>> Start Extracted material

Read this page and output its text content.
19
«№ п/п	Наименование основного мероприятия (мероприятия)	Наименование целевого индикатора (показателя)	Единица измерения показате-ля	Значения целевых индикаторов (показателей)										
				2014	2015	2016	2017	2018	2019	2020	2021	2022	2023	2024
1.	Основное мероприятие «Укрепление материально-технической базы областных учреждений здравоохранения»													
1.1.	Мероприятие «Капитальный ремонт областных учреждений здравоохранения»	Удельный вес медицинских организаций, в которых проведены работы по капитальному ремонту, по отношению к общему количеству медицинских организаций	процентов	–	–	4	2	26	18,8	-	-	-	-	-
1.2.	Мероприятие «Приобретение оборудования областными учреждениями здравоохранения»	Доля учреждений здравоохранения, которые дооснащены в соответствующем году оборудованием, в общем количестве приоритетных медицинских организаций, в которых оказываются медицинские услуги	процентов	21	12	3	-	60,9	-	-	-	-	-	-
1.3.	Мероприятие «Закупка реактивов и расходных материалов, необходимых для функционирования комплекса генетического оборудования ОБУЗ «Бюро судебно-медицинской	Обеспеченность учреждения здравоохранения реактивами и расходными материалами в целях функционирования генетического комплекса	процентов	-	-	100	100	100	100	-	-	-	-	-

>> End Extracted material
>> Start Extracted material

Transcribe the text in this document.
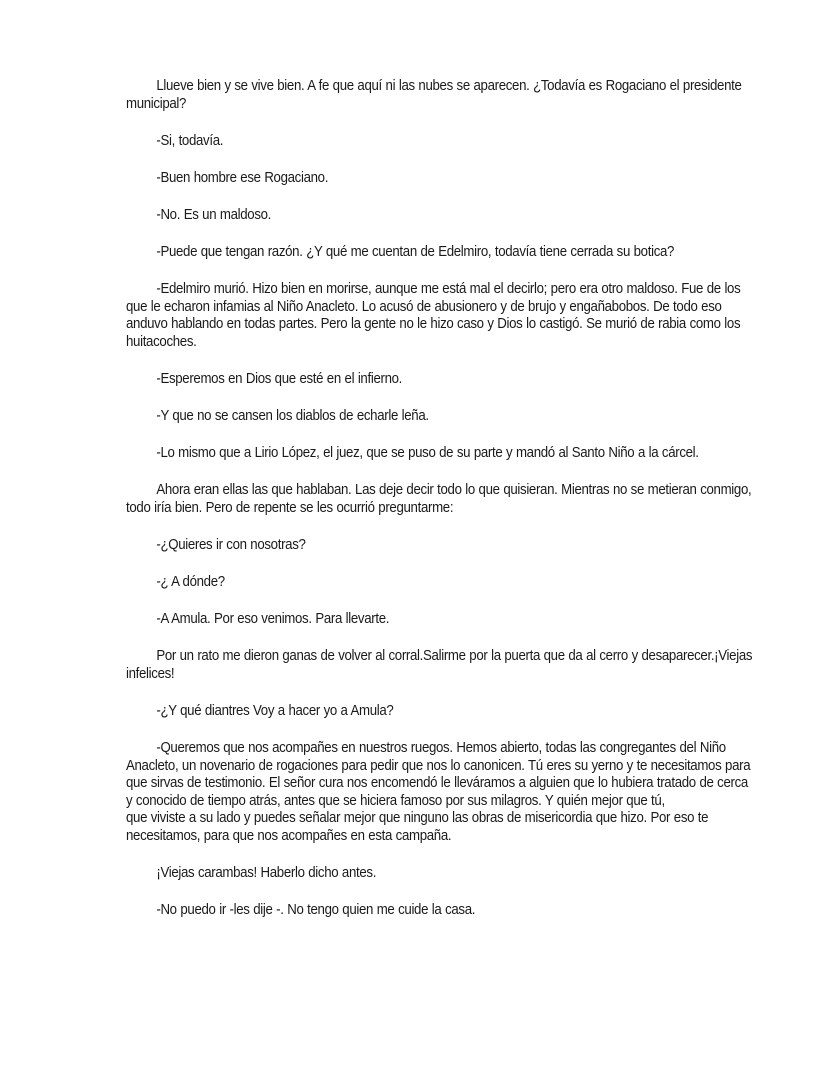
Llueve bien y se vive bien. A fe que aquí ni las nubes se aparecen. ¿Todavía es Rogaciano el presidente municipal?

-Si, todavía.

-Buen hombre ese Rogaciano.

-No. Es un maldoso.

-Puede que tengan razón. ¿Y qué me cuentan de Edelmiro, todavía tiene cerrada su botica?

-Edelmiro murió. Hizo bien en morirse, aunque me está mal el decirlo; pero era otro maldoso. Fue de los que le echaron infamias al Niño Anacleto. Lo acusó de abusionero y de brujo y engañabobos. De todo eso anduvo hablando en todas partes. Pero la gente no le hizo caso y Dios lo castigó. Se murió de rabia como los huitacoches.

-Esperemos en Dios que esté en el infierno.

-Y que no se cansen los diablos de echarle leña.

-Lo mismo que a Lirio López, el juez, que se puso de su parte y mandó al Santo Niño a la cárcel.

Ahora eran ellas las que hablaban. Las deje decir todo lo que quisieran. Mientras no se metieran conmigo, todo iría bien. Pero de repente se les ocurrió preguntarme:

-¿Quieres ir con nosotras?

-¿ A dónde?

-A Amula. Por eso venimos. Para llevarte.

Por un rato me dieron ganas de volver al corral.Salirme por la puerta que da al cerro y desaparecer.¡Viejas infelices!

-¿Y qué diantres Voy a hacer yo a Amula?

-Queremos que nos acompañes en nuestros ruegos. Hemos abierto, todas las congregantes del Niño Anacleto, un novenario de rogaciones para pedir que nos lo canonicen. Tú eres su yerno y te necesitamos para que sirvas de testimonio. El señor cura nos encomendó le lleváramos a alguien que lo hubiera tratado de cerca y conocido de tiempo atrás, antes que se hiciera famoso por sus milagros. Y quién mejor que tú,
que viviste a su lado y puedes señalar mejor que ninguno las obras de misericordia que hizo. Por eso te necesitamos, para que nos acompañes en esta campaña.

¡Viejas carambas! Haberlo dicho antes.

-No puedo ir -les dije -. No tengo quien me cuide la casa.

>> End Extracted material

> [Your instructions] Wherever "Niño" shows up in a line, copy that line.

> [Output]
-Edelmiro murió. Hizo bien en morirse, aunque me está mal el decirlo; pero era otro maldoso. Fue de los que le echaron infamias al Niño Anacleto. Lo acusó de abusionero y de brujo y engañabobos. De todo eso anduvo hablando en todas partes. Pero la gente no le hizo caso y Dios lo castigó. Se murió de rabia como los huitacoches.
-Lo mismo que a Lirio López, el juez, que se puso de su parte y mandó al Santo Niño a la cárcel.
-Queremos que nos acompañes en nuestros ruegos. Hemos abierto, todas las congregantes del Niño Anacleto, un novenario de rogaciones para pedir que nos lo canonicen. Tú eres su yerno y te necesitamos para que sirvas de testimonio. El señor cura nos encomendó le lleváramos a alguien que lo hubiera tratado de cerca y conocido de tiempo atrás, antes que se hiciera famoso por sus milagros. Y quién mejor que tú,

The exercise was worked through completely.